** Goal **
Transcribe every entry below word for word, but skip the pictures.

** Input material **
━━━━━━━━━━━━━━━━━━━━━━━━━━━━━━

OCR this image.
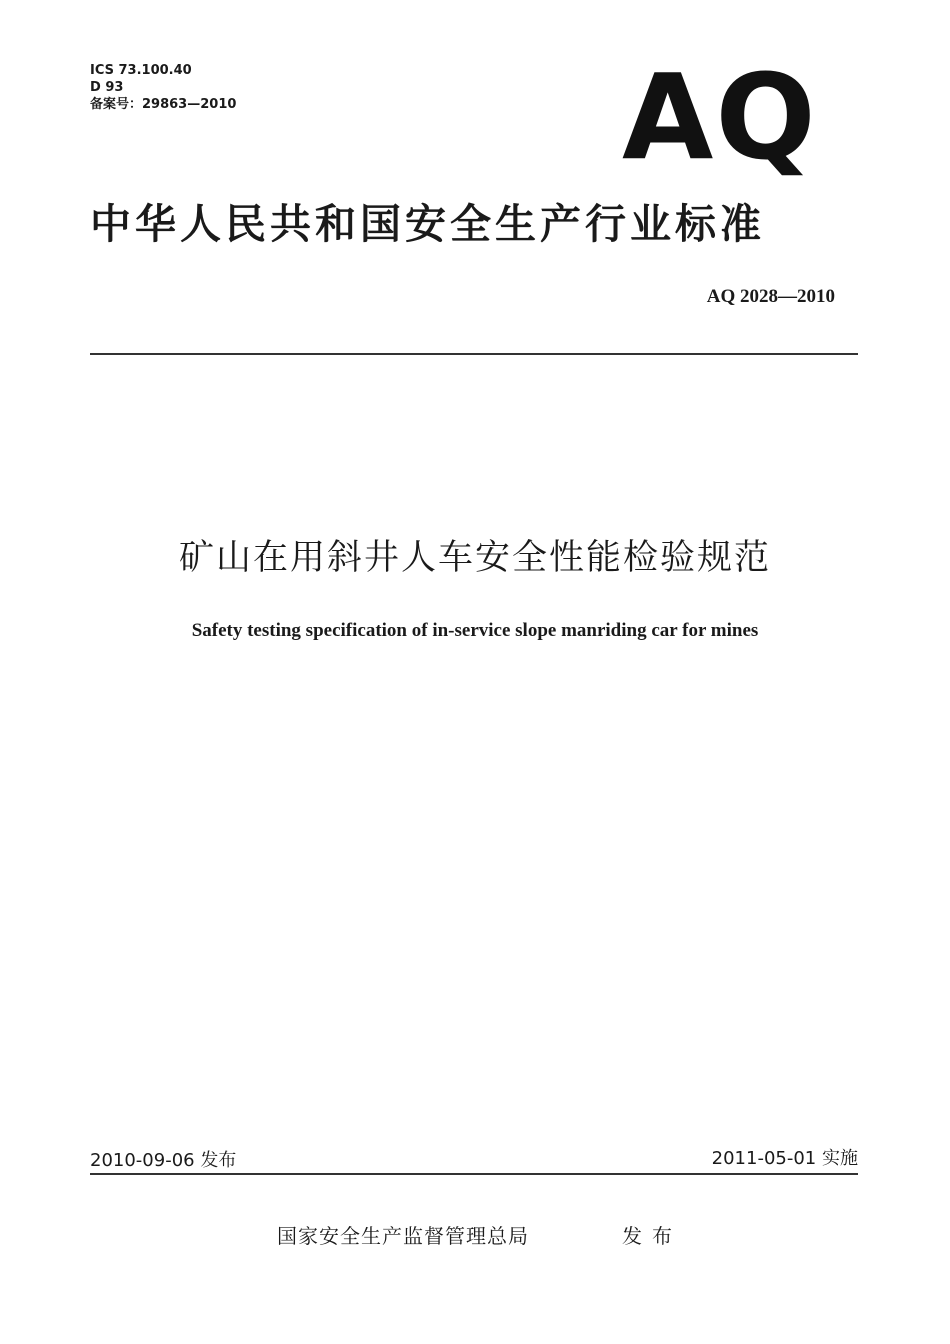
ICS 73.100.40
D 93
备案号：29863—2010	AQ
中华人民共和国安全生产行业标准
AQ 2028—2010
矿山在用斜井人车安全性能检验规范
Safety testing specification of in-service slope manriding car for mines
2010-09-06 发布	2011-05-01 实施
国家安全生产监督管理总局	发布
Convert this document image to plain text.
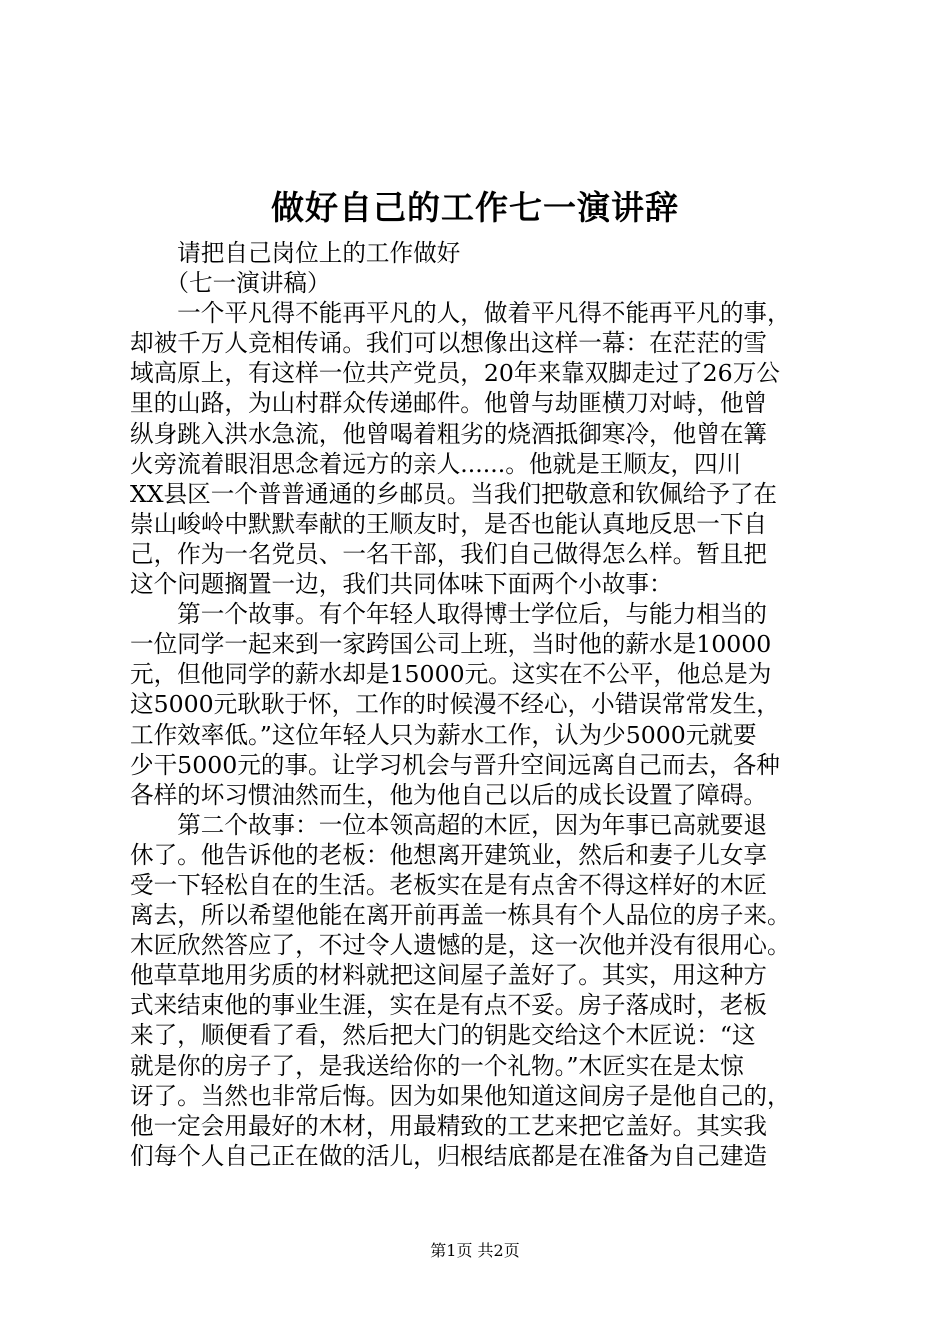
做好自己的工作七一演讲辞
　　请把自己岗位上的工作做好
　　（七一演讲稿）
　　一个平凡得不能再平凡的人，做着平凡得不能再平凡的事，
却被千万人竞相传诵。我们可以想像出这样一幕：在茫茫的雪
域高原上，有这样一位共产党员，20年来靠双脚走过了26万公
里的山路，为山村群众传递邮件。他曾与劫匪横刀对峙，他曾
纵身跳入洪水急流，他曾喝着粗劣的烧酒抵御寒冷，他曾在篝
火旁流着眼泪思念着远方的亲人......。他就是王顺友，四川
XX县区一个普普通通的乡邮员。当我们把敬意和钦佩给予了在
崇山峻岭中默默奉献的王顺友时，是否也能认真地反思一下自
己，作为一名党员、一名干部，我们自己做得怎么样。暂且把
这个问题搁置一边，我们共同体味下面两个小故事：
　　第一个故事。有个年轻人取得博士学位后，与能力相当的
一位同学一起来到一家跨国公司上班，当时他的薪水是10000
元，但他同学的薪水却是15000元。这实在不公平，他总是为
这5000元耿耿于怀，工作的时候漫不经心，小错误常常发生，
工作效率低。”这位年轻人只为薪水工作，认为少5000元就要
少干5000元的事。让学习机会与晋升空间远离自己而去，各种
各样的坏习惯油然而生，他为他自己以后的成长设置了障碍。
　　第二个故事：一位本领高超的木匠，因为年事已高就要退
休了。他告诉他的老板：他想离开建筑业，然后和妻子儿女享
受一下轻松自在的生活。老板实在是有点舍不得这样好的木匠
离去，所以希望他能在离开前再盖一栋具有个人品位的房子来。
木匠欣然答应了，不过令人遗憾的是，这一次他并没有很用心。
他草草地用劣质的材料就把这间屋子盖好了。其实，用这种方
式来结束他的事业生涯，实在是有点不妥。房子落成时，老板
来了，顺便看了看，然后把大门的钥匙交给这个木匠说：“这
就是你的房子了，是我送给你的一个礼物。”木匠实在是太惊
讶了。当然也非常后悔。因为如果他知道这间房子是他自己的，
他一定会用最好的木材，用最精致的工艺来把它盖好。其实我
们每个人自己正在做的活儿，归根结底都是在准备为自己建造
第1页 共2页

━━━━━━━━━━━━━━━━━━━━━━━━━━━━━━

** Exercise output **
OCR this image.
ICS 73.100.40
D 93
备案号：29863—2010	AQ
中华人民共和国安全生产行业标准
AQ 2028—2010
矿山在用斜井人车安全性能检验规范
Safety testing specification of in-service slope manriding car for mines
2010-09-06 发布	2011-05-01 实施
国家安全生产监督管理总局	发布
Convert this document image to plain text.
做好自己的工作七一演讲辞
　　请把自己岗位上的工作做好
　　（七一演讲稿）
　　一个平凡得不能再平凡的人，做着平凡得不能再平凡的事，
却被千万人竞相传诵。我们可以想像出这样一幕：在茫茫的雪
域高原上，有这样一位共产党员，20年来靠双脚走过了26万公
里的山路，为山村群众传递邮件。他曾与劫匪横刀对峙，他曾
纵身跳入洪水急流，他曾喝着粗劣的烧酒抵御寒冷，他曾在篝
火旁流着眼泪思念着远方的亲人......。他就是王顺友，四川
XX县区一个普普通通的乡邮员。当我们把敬意和钦佩给予了在
崇山峻岭中默默奉献的王顺友时，是否也能认真地反思一下自
己，作为一名党员、一名干部，我们自己做得怎么样。暂且把
这个问题搁置一边，我们共同体味下面两个小故事：
　　第一个故事。有个年轻人取得博士学位后，与能力相当的
一位同学一起来到一家跨国公司上班，当时他的薪水是10000
元，但他同学的薪水却是15000元。这实在不公平，他总是为
这5000元耿耿于怀，工作的时候漫不经心，小错误常常发生，
工作效率低。”这位年轻人只为薪水工作，认为少5000元就要
少干5000元的事。让学习机会与晋升空间远离自己而去，各种
各样的坏习惯油然而生，他为他自己以后的成长设置了障碍。
　　第二个故事：一位本领高超的木匠，因为年事已高就要退
休了。他告诉他的老板：他想离开建筑业，然后和妻子儿女享
受一下轻松自在的生活。老板实在是有点舍不得这样好的木匠
离去，所以希望他能在离开前再盖一栋具有个人品位的房子来。
木匠欣然答应了，不过令人遗憾的是，这一次他并没有很用心。
他草草地用劣质的材料就把这间屋子盖好了。其实，用这种方
式来结束他的事业生涯，实在是有点不妥。房子落成时，老板
来了，顺便看了看，然后把大门的钥匙交给这个木匠说：“这
就是你的房子了，是我送给你的一个礼物。”木匠实在是太惊
讶了。当然也非常后悔。因为如果他知道这间房子是他自己的，
他一定会用最好的木材，用最精致的工艺来把它盖好。其实我
们每个人自己正在做的活儿，归根结底都是在准备为自己建造
第1页 共2页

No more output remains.